begin LISTED ENTRIES

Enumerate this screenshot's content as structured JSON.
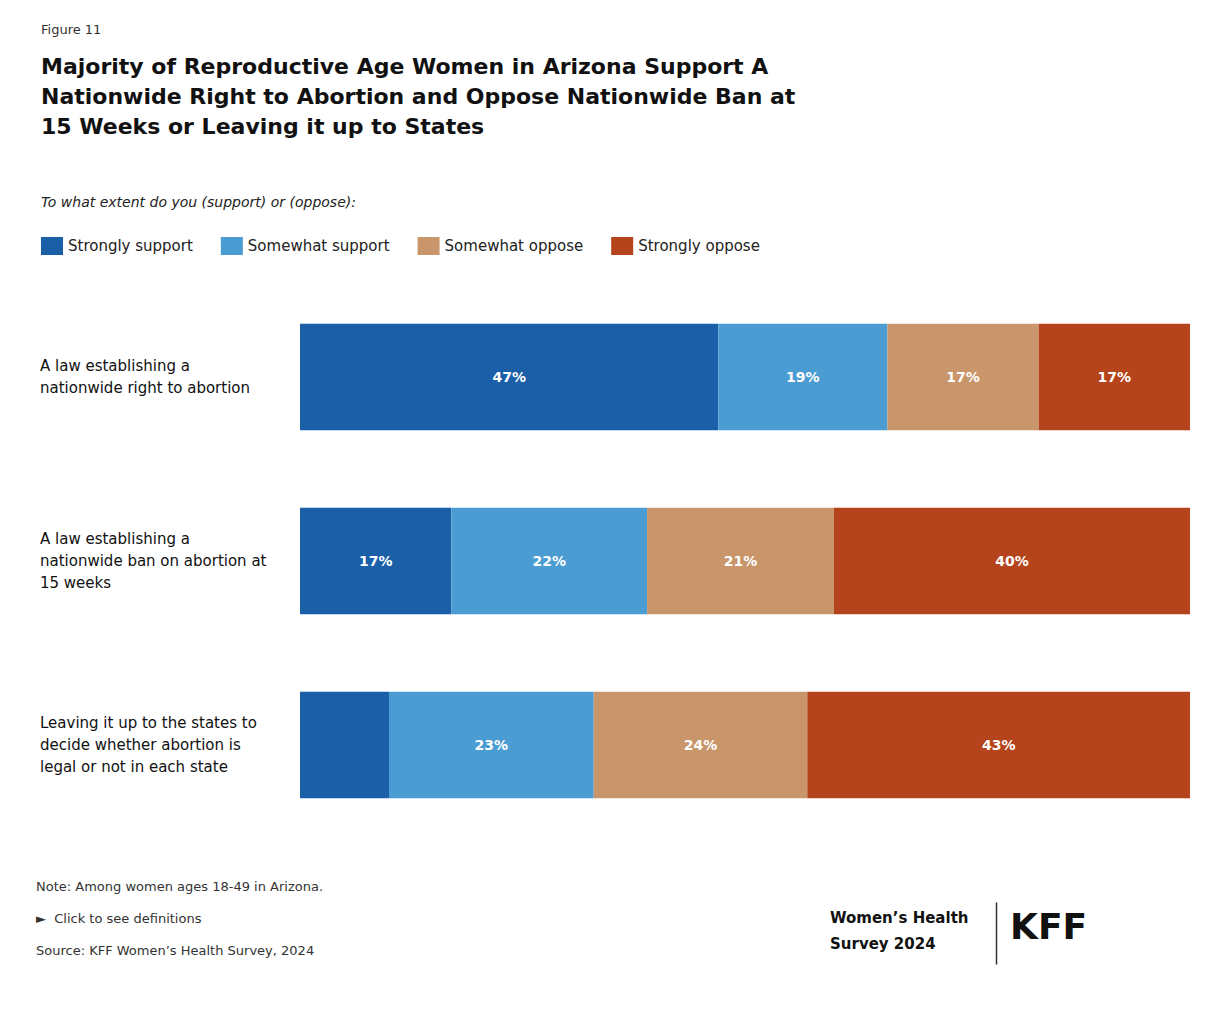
{
  "chart_data": {
    "type": "bar",
    "orientation": "horizontal",
    "stacked": true,
    "data_labels": true,
    "title": "Majority of Reproductive Age Women in Arizona Support A\nNationwide Right to Abortion and Oppose Nationwide Ban at\n15 Weeks or Leaving it up to States",
    "subtitle": "To what extent do you (support) or (oppose):",
    "annotations": [
      "Figure 11",
      "Note: Among women ages 18-49 in Arizona.",
      "►  Click to see definitions",
      "Source: KFF Women’s Health Survey, 2024",
      "Women’s Health",
      "Survey 2024",
      "KFF"
    ],
    "categories": [
      "A law establishing a\nnationwide right to abortion",
      "A law establishing a\nnationwide ban on abortion at\n15 weeks",
      "Leaving it up to the states to\ndecide whether abortion is\nlegal or not in each state"
    ],
    "series": [
      {
        "name": "Strongly support",
        "color": "#1a5fa8",
        "values": [
          47,
          17,
          10
        ],
        "value_labels": [
          "47%",
          "17%",
          null
        ]
      },
      {
        "name": "Somewhat support",
        "color": "#4b9cd3",
        "values": [
          19,
          22,
          23
        ],
        "value_labels": [
          "19%",
          "22%",
          "23%"
        ]
      },
      {
        "name": "Somewhat oppose",
        "color": "#c9956a",
        "values": [
          17,
          21,
          24
        ],
        "value_labels": [
          "17%",
          "21%",
          "24%"
        ]
      },
      {
        "name": "Strongly oppose",
        "color": "#b5431b",
        "values": [
          17,
          40,
          43
        ],
        "value_labels": [
          "17%",
          "40%",
          "43%"
        ]
      }
    ],
    "xlim": [
      0,
      100
    ],
    "tick_labels": "y",
    "grid": false,
    "legend": "top"
  }
}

end LISTED ENTRIES

§ **WRITTEN PROBLEM**
Without the pictures, return all the records precisely as they stand.

§ **RESPONSE TO THE TASK**
Enumerate this screenshot's content as structured JSON.
{
  "chart_data": {
    "type": "bar",
    "orientation": "horizontal",
    "stacked": true,
    "data_labels": true,
    "title": "Majority of Reproductive Age Women in Arizona Support A\nNationwide Right to Abortion and Oppose Nationwide Ban at\n15 Weeks or Leaving it up to States",
    "subtitle": "To what extent do you (support) or (oppose):",
    "annotations": [
      "Figure 11",
      "Note: Among women ages 18-49 in Arizona.",
      "►  Click to see definitions",
      "Source: KFF Women’s Health Survey, 2024",
      "Women’s Health",
      "Survey 2024",
      "KFF"
    ],
    "categories": [
      "A law establishing a\nnationwide right to abortion",
      "A law establishing a\nnationwide ban on abortion at\n15 weeks",
      "Leaving it up to the states to\ndecide whether abortion is\nlegal or not in each state"
    ],
    "series": [
      {
        "name": "Strongly support",
        "color": "#1a5fa8",
        "values": [
          47,
          17,
          10
        ],
        "value_labels": [
          "47%",
          "17%",
          null
        ]
      },
      {
        "name": "Somewhat support",
        "color": "#4b9cd3",
        "values": [
          19,
          22,
          23
        ],
        "value_labels": [
          "19%",
          "22%",
          "23%"
        ]
      },
      {
        "name": "Somewhat oppose",
        "color": "#c9956a",
        "values": [
          17,
          21,
          24
        ],
        "value_labels": [
          "17%",
          "21%",
          "24%"
        ]
      },
      {
        "name": "Strongly oppose",
        "color": "#b5431b",
        "values": [
          17,
          40,
          43
        ],
        "value_labels": [
          "17%",
          "40%",
          "43%"
        ]
      }
    ],
    "xlim": [
      0,
      100
    ],
    "tick_labels": "y",
    "grid": false,
    "legend": "top"
  }
}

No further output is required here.